### Written problem
Give back each entry unchanged, minus pictures.

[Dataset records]
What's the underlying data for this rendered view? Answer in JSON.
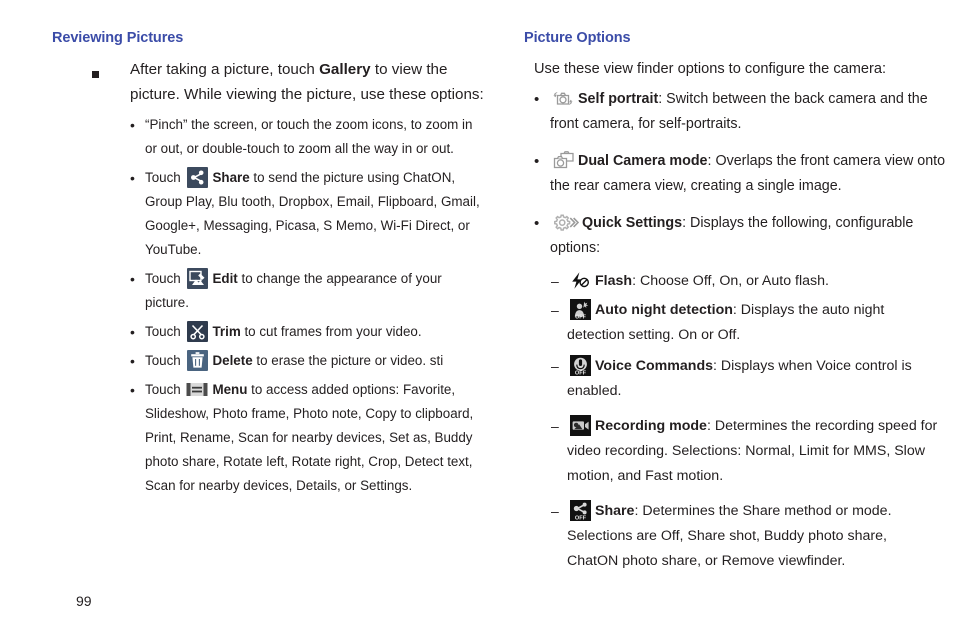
{
  "page": {
    "number": "99",
    "heading_color": "#3b4ca8",
    "text_color": "#231f20"
  },
  "left_column": {
    "heading": "Reviewing Pictures",
    "main_bullet": {
      "text_before": "After taking a picture, touch ",
      "bold": "Gallery",
      "text_after": " to view the picture. While viewing the picture, use these options:"
    },
    "items": [
      {
        "icon": "none",
        "lead": "",
        "bold": "",
        "text": "“Pinch” the screen, or touch the zoom icons, to zoom in or out, or double-touch to zoom all the way in or out."
      },
      {
        "icon": "share-icon",
        "lead": "Touch ",
        "bold": "Share",
        "text": " to send the picture using ChatON, Group Play, Blu  tooth, Dropbox, Email, Flipboard, Gmail, Google+, Messaging, Picasa, S Memo, Wi-Fi Direct, or YouTube."
      },
      {
        "icon": "edit-icon",
        "lead": "Touch ",
        "bold": "Edit",
        "text": " to change the appearance of your picture."
      },
      {
        "icon": "trim-icon",
        "lead": "Touch ",
        "bold": "Trim",
        "text": " to cut frames from your video."
      },
      {
        "icon": "delete-icon",
        "lead": "Touch ",
        "bold": "Delete",
        "text": " to erase the picture or video. sti"
      },
      {
        "icon": "menu-icon",
        "lead": "Touch ",
        "bold": "Menu",
        "text": " to access added options: Favorite, Slideshow, Photo frame, Photo note, Copy to clipboard, Print, Rename, Scan for nearby devices, Set as, Buddy photo share, Rotate left, Rotate right, Crop, Detect text, Scan for nearby devices, Details, or Settings."
      }
    ]
  },
  "right_column": {
    "heading": "Picture Options",
    "intro": "Use these view finder options to configure the camera:",
    "items": [
      {
        "icon": "self-portrait-icon",
        "bold": "Self portrait",
        "text": ": Switch between the back camera and the front camera, for self-portraits."
      },
      {
        "icon": "dual-camera-icon",
        "bold": "Dual Camera mode",
        "text": ": Overlaps the front camera view onto the rear camera view, creating a single image."
      },
      {
        "icon": "quick-settings-icon",
        "bold": "Quick Settings",
        "text": ": Displays the following, configurable options:"
      }
    ],
    "sub_items": [
      {
        "icon": "flash-icon",
        "bold": "Flash",
        "text": ": Choose Off, On, or Auto flash."
      },
      {
        "icon": "auto-night-detection-icon",
        "bold": "Auto night detection",
        "text": ": Displays the auto night detection setting. On or Off."
      },
      {
        "icon": "voice-commands-icon",
        "bold": "Voice Commands",
        "text": ": Displays when Voice control is enabled."
      },
      {
        "icon": "recording-mode-icon",
        "bold": "Recording mode",
        "text": ": Determines the recording speed for video recording. Selections: Normal, Limit for MMS, Slow motion, and Fast motion."
      },
      {
        "icon": "share-mode-icon",
        "bold": "Share",
        "text": ": Determines the Share method or mode. Selections are Off, Share shot, Buddy photo share, ChatON photo share, or Remove viewfinder."
      }
    ]
  }
}
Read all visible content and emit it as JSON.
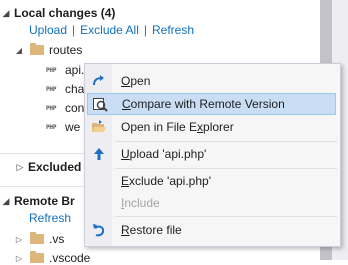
{
  "panel": {
    "local_changes": {
      "title": "Local changes (4)",
      "actions": [
        "Upload",
        "Exclude All",
        "Refresh"
      ]
    },
    "routes_folder": "routes",
    "files": [
      {
        "icon_label": "PHP",
        "name": "api."
      },
      {
        "icon_label": "PHP",
        "name": "cha"
      },
      {
        "icon_label": "PHP",
        "name": "con"
      },
      {
        "icon_label": "PHP",
        "name": "we"
      }
    ],
    "excluded": {
      "title": "Excluded ("
    },
    "remote": {
      "title": "Remote Br",
      "refresh": "Refresh",
      "folders": [
        ".vs",
        ".vscode"
      ]
    }
  },
  "context_menu": {
    "items": [
      {
        "pre": "",
        "key": "O",
        "post": "pen",
        "icon": "open-icon",
        "state": "normal"
      },
      {
        "pre": "",
        "key": "C",
        "post": "ompare with Remote Version",
        "icon": "compare-icon",
        "state": "selected"
      },
      {
        "pre": "Open in File E",
        "key": "x",
        "post": "plorer",
        "icon": "folder-open-icon",
        "state": "normal"
      },
      {
        "pre": "",
        "key": "U",
        "post": "pload 'api.php'",
        "icon": "upload-arrow-icon",
        "state": "normal"
      },
      {
        "pre": "",
        "key": "E",
        "post": "xclude 'api.php'",
        "icon": "",
        "state": "normal"
      },
      {
        "pre": "",
        "key": "I",
        "post": "nclude",
        "icon": "",
        "state": "disabled"
      },
      {
        "pre": "",
        "key": "R",
        "post": "estore file",
        "icon": "undo-icon",
        "state": "normal"
      }
    ]
  },
  "colors": {
    "link": "#0e70c0",
    "selection_bg": "#c9def5",
    "selection_border": "#99c9ef",
    "folder": "#dcb67a",
    "icon_blue": "#1e6fc4"
  }
}
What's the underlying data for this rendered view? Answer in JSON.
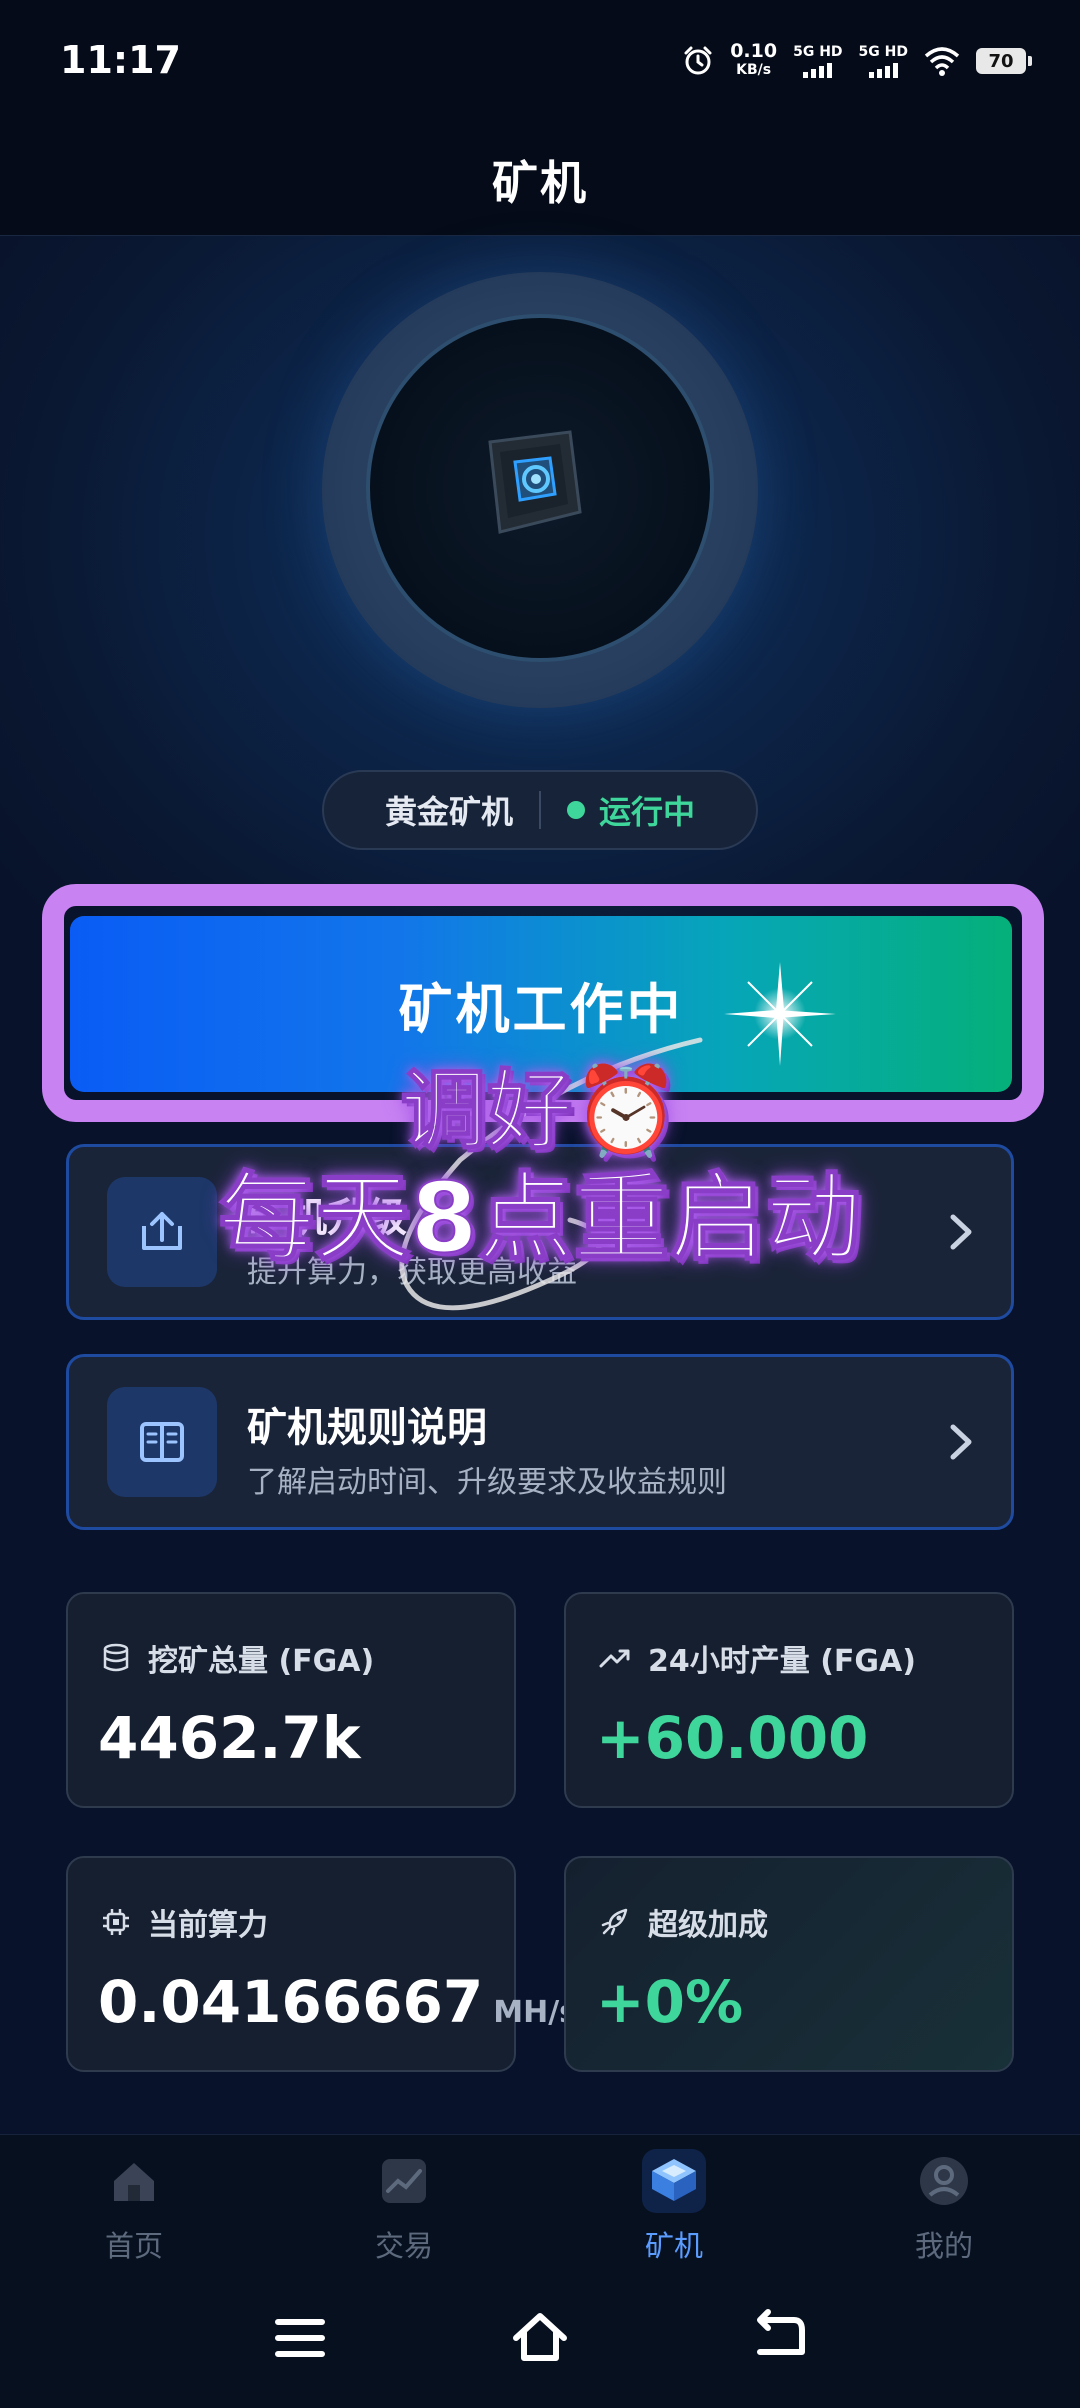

### Exercise answer
What's the underlying data for this rendered view? Answer in JSON.
{
  "page": {
    "number": "99",
    "heading_color": "#3b4ca8",
    "text_color": "#231f20"
  },
  "left_column": {
    "heading": "Reviewing Pictures",
    "main_bullet": {
      "text_before": "After taking a picture, touch ",
      "bold": "Gallery",
      "text_after": " to view the picture. While viewing the picture, use these options:"
    },
    "items": [
      {
        "icon": "none",
        "lead": "",
        "bold": "",
        "text": "“Pinch” the screen, or touch the zoom icons, to zoom in or out, or double-touch to zoom all the way in or out."
      },
      {
        "icon": "share-icon",
        "lead": "Touch ",
        "bold": "Share",
        "text": " to send the picture using ChatON, Group Play, Blu  tooth, Dropbox, Email, Flipboard, Gmail, Google+, Messaging, Picasa, S Memo, Wi-Fi Direct, or YouTube."
      },
      {
        "icon": "edit-icon",
        "lead": "Touch ",
        "bold": "Edit",
        "text": " to change the appearance of your picture."
      },
      {
        "icon": "trim-icon",
        "lead": "Touch ",
        "bold": "Trim",
        "text": " to cut frames from your video."
      },
      {
        "icon": "delete-icon",
        "lead": "Touch ",
        "bold": "Delete",
        "text": " to erase the picture or video. sti"
      },
      {
        "icon": "menu-icon",
        "lead": "Touch ",
        "bold": "Menu",
        "text": " to access added options: Favorite, Slideshow, Photo frame, Photo note, Copy to clipboard, Print, Rename, Scan for nearby devices, Set as, Buddy photo share, Rotate left, Rotate right, Crop, Detect text, Scan for nearby devices, Details, or Settings."
      }
    ]
  },
  "right_column": {
    "heading": "Picture Options",
    "intro": "Use these view finder options to configure the camera:",
    "items": [
      {
        "icon": "self-portrait-icon",
        "bold": "Self portrait",
        "text": ": Switch between the back camera and the front camera, for self-portraits."
      },
      {
        "icon": "dual-camera-icon",
        "bold": "Dual Camera mode",
        "text": ": Overlaps the front camera view onto the rear camera view, creating a single image."
      },
      {
        "icon": "quick-settings-icon",
        "bold": "Quick Settings",
        "text": ": Displays the following, configurable options:"
      }
    ],
    "sub_items": [
      {
        "icon": "flash-icon",
        "bold": "Flash",
        "text": ": Choose Off, On, or Auto flash."
      },
      {
        "icon": "auto-night-detection-icon",
        "bold": "Auto night detection",
        "text": ": Displays the auto night detection setting. On or Off."
      },
      {
        "icon": "voice-commands-icon",
        "bold": "Voice Commands",
        "text": ": Displays when Voice control is enabled."
      },
      {
        "icon": "recording-mode-icon",
        "bold": "Recording mode",
        "text": ": Determines the recording speed for video recording. Selections: Normal, Limit for MMS, Slow motion, and Fast motion."
      },
      {
        "icon": "share-mode-icon",
        "bold": "Share",
        "text": ": Determines the Share method or mode. Selections are Off, Share shot, Buddy photo share, ChatON photo share, or Remove viewfinder."
      }
    ]
  }
}
Read all visible content and emit it as JSON.
{
  "panel": {
    "local_changes": {
      "title": "Local changes (4)",
      "actions": [
        "Upload",
        "Exclude All",
        "Refresh"
      ]
    },
    "routes_folder": "routes",
    "files": [
      {
        "icon_label": "PHP",
        "name": "api."
      },
      {
        "icon_label": "PHP",
        "name": "cha"
      },
      {
        "icon_label": "PHP",
        "name": "con"
      },
      {
        "icon_label": "PHP",
        "name": "we"
      }
    ],
    "excluded": {
      "title": "Excluded ("
    },
    "remote": {
      "title": "Remote Br",
      "refresh": "Refresh",
      "folders": [
        ".vs",
        ".vscode"
      ]
    }
  },
  "context_menu": {
    "items": [
      {
        "pre": "",
        "key": "O",
        "post": "pen",
        "icon": "open-icon",
        "state": "normal"
      },
      {
        "pre": "",
        "key": "C",
        "post": "ompare with Remote Version",
        "icon": "compare-icon",
        "state": "selected"
      },
      {
        "pre": "Open in File E",
        "key": "x",
        "post": "plorer",
        "icon": "folder-open-icon",
        "state": "normal"
      },
      {
        "pre": "",
        "key": "U",
        "post": "pload 'api.php'",
        "icon": "upload-arrow-icon",
        "state": "normal"
      },
      {
        "pre": "",
        "key": "E",
        "post": "xclude 'api.php'",
        "icon": "",
        "state": "normal"
      },
      {
        "pre": "",
        "key": "I",
        "post": "nclude",
        "icon": "",
        "state": "disabled"
      },
      {
        "pre": "",
        "key": "R",
        "post": "estore file",
        "icon": "undo-icon",
        "state": "normal"
      }
    ]
  },
  "colors": {
    "link": "#0e70c0",
    "selection_bg": "#c9def5",
    "selection_border": "#99c9ef",
    "folder": "#dcb67a",
    "icon_blue": "#1e6fc4"
  }
}
What's the underlying data for this rendered view? Answer in JSON.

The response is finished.